[Given exercise]:
Collect all lines containing the word "What" from the data.

(Extracted records)
* Begin *
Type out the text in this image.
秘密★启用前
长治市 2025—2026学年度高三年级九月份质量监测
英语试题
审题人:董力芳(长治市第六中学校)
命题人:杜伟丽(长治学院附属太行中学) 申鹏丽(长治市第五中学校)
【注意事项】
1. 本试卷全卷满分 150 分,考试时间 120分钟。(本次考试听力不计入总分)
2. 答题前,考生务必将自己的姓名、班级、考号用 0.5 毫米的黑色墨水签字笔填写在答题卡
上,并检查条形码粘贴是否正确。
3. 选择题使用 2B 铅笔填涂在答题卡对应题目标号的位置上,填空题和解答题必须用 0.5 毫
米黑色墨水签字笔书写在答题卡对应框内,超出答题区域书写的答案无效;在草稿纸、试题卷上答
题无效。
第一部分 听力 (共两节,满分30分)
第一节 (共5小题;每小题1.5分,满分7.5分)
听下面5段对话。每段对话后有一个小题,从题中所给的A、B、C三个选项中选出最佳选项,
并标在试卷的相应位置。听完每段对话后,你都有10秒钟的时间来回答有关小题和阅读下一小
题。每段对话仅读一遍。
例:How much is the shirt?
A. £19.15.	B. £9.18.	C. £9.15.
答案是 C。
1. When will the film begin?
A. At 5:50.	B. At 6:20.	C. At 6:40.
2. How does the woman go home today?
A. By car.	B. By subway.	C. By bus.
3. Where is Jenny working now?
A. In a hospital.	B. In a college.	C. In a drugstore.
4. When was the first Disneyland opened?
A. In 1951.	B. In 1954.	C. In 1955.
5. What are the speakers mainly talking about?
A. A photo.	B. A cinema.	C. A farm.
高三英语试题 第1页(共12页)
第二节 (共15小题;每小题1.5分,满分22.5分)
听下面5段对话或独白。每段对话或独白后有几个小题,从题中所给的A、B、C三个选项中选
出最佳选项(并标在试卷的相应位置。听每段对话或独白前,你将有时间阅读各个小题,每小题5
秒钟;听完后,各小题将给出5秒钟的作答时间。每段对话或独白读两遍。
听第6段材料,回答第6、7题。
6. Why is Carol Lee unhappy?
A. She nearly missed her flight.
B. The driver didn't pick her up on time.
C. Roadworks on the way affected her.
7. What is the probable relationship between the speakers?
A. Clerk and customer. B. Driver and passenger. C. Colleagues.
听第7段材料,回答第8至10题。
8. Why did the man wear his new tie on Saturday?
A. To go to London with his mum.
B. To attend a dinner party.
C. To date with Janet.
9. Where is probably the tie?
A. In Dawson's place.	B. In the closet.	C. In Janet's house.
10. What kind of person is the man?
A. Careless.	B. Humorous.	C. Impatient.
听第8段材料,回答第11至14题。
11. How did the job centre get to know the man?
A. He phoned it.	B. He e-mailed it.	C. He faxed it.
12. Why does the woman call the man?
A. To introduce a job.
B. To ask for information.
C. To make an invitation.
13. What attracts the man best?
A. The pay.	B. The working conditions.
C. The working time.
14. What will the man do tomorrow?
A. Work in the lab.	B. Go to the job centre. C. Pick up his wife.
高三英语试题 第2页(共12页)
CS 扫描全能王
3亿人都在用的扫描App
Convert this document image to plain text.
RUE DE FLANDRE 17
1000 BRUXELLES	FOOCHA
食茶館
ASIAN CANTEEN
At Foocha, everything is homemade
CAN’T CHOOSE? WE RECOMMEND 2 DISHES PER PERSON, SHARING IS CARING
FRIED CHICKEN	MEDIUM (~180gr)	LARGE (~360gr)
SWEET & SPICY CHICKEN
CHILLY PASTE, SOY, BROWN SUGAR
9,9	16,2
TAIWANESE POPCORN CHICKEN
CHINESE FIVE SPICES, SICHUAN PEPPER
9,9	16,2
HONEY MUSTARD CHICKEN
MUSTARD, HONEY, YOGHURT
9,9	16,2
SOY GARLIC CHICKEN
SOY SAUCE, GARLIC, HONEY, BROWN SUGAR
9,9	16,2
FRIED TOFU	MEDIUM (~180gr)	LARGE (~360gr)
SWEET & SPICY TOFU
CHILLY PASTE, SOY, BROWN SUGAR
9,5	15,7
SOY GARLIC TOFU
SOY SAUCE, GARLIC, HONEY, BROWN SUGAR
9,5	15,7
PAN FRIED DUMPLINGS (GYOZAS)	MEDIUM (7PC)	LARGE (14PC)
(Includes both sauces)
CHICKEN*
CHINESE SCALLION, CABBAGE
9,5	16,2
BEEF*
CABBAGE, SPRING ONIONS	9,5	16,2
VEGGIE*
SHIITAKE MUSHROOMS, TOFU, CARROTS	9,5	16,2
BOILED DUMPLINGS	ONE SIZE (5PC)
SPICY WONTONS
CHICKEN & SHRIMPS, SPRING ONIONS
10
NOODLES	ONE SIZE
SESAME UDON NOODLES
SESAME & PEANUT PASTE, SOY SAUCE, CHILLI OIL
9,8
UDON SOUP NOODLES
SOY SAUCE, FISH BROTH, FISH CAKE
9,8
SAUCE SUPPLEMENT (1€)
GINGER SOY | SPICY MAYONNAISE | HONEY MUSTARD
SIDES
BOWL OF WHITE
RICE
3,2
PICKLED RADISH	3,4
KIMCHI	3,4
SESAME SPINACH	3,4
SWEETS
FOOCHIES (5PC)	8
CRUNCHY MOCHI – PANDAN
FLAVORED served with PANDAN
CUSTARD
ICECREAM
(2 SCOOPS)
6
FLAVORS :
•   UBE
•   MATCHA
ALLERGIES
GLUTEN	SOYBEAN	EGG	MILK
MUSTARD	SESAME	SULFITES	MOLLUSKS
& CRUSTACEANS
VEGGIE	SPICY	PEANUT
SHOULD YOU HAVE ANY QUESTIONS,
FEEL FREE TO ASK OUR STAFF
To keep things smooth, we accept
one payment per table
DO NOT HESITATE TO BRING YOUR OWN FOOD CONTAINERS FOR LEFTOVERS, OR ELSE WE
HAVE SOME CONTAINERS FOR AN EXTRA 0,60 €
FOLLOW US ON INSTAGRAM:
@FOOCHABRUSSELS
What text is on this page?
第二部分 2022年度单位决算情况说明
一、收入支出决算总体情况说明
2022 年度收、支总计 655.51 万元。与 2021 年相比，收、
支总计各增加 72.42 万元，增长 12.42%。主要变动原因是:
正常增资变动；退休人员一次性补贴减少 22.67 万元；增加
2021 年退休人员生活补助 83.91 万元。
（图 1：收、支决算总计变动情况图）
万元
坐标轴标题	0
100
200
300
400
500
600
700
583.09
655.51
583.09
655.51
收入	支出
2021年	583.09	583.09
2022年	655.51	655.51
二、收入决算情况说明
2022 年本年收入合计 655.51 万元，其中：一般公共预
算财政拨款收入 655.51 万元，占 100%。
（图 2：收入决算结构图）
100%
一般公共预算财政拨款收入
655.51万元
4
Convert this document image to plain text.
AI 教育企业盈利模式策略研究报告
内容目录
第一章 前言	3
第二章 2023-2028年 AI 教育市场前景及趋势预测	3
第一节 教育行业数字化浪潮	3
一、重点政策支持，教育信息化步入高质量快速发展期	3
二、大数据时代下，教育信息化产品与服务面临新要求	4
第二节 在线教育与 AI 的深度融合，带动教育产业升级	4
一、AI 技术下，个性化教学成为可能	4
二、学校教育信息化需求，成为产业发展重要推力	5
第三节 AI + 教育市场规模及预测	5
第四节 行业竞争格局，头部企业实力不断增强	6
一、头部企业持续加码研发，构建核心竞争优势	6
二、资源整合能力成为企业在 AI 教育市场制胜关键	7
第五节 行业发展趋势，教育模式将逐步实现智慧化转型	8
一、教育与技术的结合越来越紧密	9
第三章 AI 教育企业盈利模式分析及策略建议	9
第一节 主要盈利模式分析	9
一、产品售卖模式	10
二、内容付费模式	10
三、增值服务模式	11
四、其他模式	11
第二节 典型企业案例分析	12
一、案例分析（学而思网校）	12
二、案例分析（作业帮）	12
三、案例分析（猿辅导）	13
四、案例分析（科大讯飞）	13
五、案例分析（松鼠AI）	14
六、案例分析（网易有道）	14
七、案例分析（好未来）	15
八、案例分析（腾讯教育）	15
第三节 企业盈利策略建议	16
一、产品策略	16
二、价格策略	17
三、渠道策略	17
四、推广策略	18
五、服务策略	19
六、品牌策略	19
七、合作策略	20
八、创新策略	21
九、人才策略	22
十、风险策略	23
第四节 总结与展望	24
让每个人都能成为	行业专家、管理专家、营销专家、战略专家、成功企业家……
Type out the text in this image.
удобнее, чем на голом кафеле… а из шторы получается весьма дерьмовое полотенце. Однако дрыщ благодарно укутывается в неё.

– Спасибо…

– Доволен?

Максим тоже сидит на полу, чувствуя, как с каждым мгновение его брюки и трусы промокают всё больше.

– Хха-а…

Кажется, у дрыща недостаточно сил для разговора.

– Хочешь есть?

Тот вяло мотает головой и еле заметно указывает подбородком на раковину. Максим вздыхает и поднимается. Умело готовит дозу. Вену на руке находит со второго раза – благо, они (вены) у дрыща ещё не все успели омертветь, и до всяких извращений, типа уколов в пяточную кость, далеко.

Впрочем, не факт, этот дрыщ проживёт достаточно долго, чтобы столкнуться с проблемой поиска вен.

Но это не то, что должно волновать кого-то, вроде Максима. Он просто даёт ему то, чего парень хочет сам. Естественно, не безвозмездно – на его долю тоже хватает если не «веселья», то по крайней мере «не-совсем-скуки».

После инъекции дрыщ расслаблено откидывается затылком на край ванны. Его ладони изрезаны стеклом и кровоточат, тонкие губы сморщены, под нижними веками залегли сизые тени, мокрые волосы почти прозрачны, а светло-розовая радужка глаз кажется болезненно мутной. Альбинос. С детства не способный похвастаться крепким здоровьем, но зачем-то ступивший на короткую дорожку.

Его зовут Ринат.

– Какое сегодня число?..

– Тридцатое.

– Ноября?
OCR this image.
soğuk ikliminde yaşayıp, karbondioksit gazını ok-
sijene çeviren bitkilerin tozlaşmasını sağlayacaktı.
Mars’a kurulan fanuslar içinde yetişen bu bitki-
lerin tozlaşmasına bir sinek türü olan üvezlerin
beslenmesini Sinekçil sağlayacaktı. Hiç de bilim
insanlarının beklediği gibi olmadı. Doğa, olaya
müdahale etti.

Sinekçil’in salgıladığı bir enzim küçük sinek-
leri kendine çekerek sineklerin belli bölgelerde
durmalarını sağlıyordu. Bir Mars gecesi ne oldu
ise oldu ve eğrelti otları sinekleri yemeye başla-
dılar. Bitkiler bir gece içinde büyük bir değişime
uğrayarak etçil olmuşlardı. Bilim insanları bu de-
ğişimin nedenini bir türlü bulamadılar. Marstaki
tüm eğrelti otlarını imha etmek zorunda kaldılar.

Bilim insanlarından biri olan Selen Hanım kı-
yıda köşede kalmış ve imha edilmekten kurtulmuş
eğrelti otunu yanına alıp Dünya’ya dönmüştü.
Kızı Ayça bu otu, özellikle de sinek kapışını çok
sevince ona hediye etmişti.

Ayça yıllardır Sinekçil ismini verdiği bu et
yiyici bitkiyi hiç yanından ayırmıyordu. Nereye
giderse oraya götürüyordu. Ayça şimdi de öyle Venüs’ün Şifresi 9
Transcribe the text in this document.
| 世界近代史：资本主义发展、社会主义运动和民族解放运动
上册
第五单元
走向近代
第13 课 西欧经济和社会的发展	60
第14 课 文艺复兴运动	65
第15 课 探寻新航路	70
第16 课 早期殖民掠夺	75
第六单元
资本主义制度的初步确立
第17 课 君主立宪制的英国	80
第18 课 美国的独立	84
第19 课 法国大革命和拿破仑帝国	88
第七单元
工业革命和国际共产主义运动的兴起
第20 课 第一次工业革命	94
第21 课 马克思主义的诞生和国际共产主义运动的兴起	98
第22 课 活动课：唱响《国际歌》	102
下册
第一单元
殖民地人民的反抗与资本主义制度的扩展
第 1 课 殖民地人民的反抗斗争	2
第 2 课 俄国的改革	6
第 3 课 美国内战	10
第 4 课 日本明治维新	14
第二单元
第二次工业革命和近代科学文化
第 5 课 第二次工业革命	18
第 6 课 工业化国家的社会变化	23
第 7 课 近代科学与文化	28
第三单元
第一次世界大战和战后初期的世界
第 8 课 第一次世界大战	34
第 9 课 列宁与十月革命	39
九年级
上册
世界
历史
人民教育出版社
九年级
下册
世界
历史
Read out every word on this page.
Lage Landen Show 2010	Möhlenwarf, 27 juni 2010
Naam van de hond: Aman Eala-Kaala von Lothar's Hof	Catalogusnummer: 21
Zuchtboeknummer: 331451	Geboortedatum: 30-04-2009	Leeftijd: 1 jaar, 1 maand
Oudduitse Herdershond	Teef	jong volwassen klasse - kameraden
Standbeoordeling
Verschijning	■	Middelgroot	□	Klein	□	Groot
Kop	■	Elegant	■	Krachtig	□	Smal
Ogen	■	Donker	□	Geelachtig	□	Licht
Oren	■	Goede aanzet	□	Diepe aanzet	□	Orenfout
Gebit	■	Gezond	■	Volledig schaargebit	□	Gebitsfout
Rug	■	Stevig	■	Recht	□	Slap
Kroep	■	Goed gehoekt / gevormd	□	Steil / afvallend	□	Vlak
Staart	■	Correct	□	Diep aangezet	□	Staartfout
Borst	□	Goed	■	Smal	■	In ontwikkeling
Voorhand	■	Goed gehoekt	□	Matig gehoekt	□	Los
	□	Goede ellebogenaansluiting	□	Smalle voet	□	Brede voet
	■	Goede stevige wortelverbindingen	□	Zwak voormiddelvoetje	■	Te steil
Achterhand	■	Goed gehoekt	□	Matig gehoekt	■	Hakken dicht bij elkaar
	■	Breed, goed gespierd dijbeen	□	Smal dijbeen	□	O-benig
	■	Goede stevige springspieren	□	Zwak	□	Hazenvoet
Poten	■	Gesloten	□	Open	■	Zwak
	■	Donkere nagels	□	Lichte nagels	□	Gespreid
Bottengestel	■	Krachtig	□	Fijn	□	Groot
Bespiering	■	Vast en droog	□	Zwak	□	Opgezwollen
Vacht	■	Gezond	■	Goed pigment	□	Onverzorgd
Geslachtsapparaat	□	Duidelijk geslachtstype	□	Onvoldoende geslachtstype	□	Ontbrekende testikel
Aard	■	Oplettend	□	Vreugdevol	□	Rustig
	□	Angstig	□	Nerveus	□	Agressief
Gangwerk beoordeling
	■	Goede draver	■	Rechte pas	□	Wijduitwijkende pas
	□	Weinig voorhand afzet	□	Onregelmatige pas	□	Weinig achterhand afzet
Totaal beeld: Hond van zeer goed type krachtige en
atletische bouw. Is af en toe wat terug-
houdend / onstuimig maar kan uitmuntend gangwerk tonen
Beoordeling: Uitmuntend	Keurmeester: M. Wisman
* End *
[Solution for this task]:
5. What are the speakers mainly talking about?
7. What is the probable relationship between the speakers?
10. What kind of person is the man?
13. What attracts the man best?
14. What will the man do tomorrow?
What text is on this page?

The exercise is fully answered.